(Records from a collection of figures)
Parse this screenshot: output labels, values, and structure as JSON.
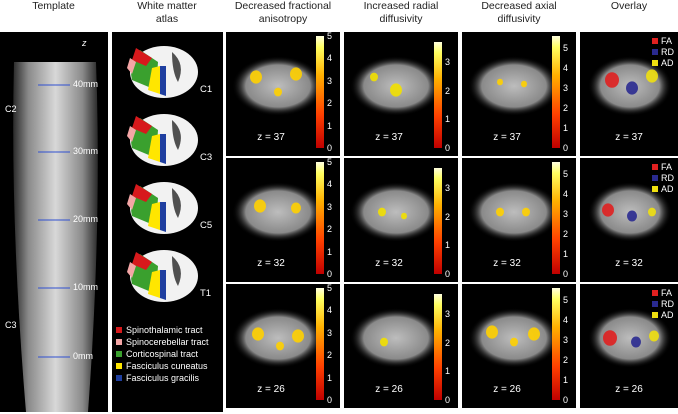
{
  "headers": {
    "template": "Template",
    "atlas": [
      "White matter",
      "atlas"
    ],
    "fa": [
      "Decreased fractional",
      "anisotropy"
    ],
    "rd": [
      "Increased radial",
      "diffusivity"
    ],
    "ad": [
      "Decreased axial",
      "diffusivity"
    ],
    "overlay": "Overlay"
  },
  "template": {
    "axis_label": "z",
    "ticks": [
      "40mm",
      "30mm",
      "20mm",
      "10mm",
      "0mm"
    ],
    "segments": [
      "C2",
      "C3"
    ]
  },
  "atlas": {
    "levels": [
      "C1",
      "C3",
      "C5",
      "T1"
    ],
    "legend": [
      {
        "label": "Spinothalamic tract",
        "color": "#d7191c"
      },
      {
        "label": "Spinocerebellar tract",
        "color": "#f4a6a6"
      },
      {
        "label": "Corticospinal tract",
        "color": "#3aa02e"
      },
      {
        "label": "Fasciculus cuneatus",
        "color": "#ffe600"
      },
      {
        "label": "Fasciculus gracilis",
        "color": "#1f3fa0"
      }
    ]
  },
  "rows": [
    {
      "z": "z = 37"
    },
    {
      "z": "z = 32"
    },
    {
      "z": "z = 26"
    }
  ],
  "colorbars": {
    "fa": [
      "5",
      "4",
      "3",
      "2",
      "1",
      "0"
    ],
    "rd": [
      "3",
      "2",
      "1",
      "0"
    ],
    "ad": [
      "5",
      "4",
      "3",
      "2",
      "1",
      "0"
    ]
  },
  "overlay_legend": [
    {
      "label": "FA",
      "color": "#e02020"
    },
    {
      "label": "RD",
      "color": "#2a2a90"
    },
    {
      "label": "AD",
      "color": "#f0e010"
    }
  ]
}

• Problem:
Without including the pictures, reproduce all entries exactly.

• Result:
Parse this screenshot: output labels, values, and structure as JSON.
{
  "headers": {
    "template": "Template",
    "atlas": [
      "White matter",
      "atlas"
    ],
    "fa": [
      "Decreased fractional",
      "anisotropy"
    ],
    "rd": [
      "Increased radial",
      "diffusivity"
    ],
    "ad": [
      "Decreased axial",
      "diffusivity"
    ],
    "overlay": "Overlay"
  },
  "template": {
    "axis_label": "z",
    "ticks": [
      "40mm",
      "30mm",
      "20mm",
      "10mm",
      "0mm"
    ],
    "segments": [
      "C2",
      "C3"
    ]
  },
  "atlas": {
    "levels": [
      "C1",
      "C3",
      "C5",
      "T1"
    ],
    "legend": [
      {
        "label": "Spinothalamic tract",
        "color": "#d7191c"
      },
      {
        "label": "Spinocerebellar tract",
        "color": "#f4a6a6"
      },
      {
        "label": "Corticospinal tract",
        "color": "#3aa02e"
      },
      {
        "label": "Fasciculus cuneatus",
        "color": "#ffe600"
      },
      {
        "label": "Fasciculus gracilis",
        "color": "#1f3fa0"
      }
    ]
  },
  "rows": [
    {
      "z": "z = 37"
    },
    {
      "z": "z = 32"
    },
    {
      "z": "z = 26"
    }
  ],
  "colorbars": {
    "fa": [
      "5",
      "4",
      "3",
      "2",
      "1",
      "0"
    ],
    "rd": [
      "3",
      "2",
      "1",
      "0"
    ],
    "ad": [
      "5",
      "4",
      "3",
      "2",
      "1",
      "0"
    ]
  },
  "overlay_legend": [
    {
      "label": "FA",
      "color": "#e02020"
    },
    {
      "label": "RD",
      "color": "#2a2a90"
    },
    {
      "label": "AD",
      "color": "#f0e010"
    }
  ]
}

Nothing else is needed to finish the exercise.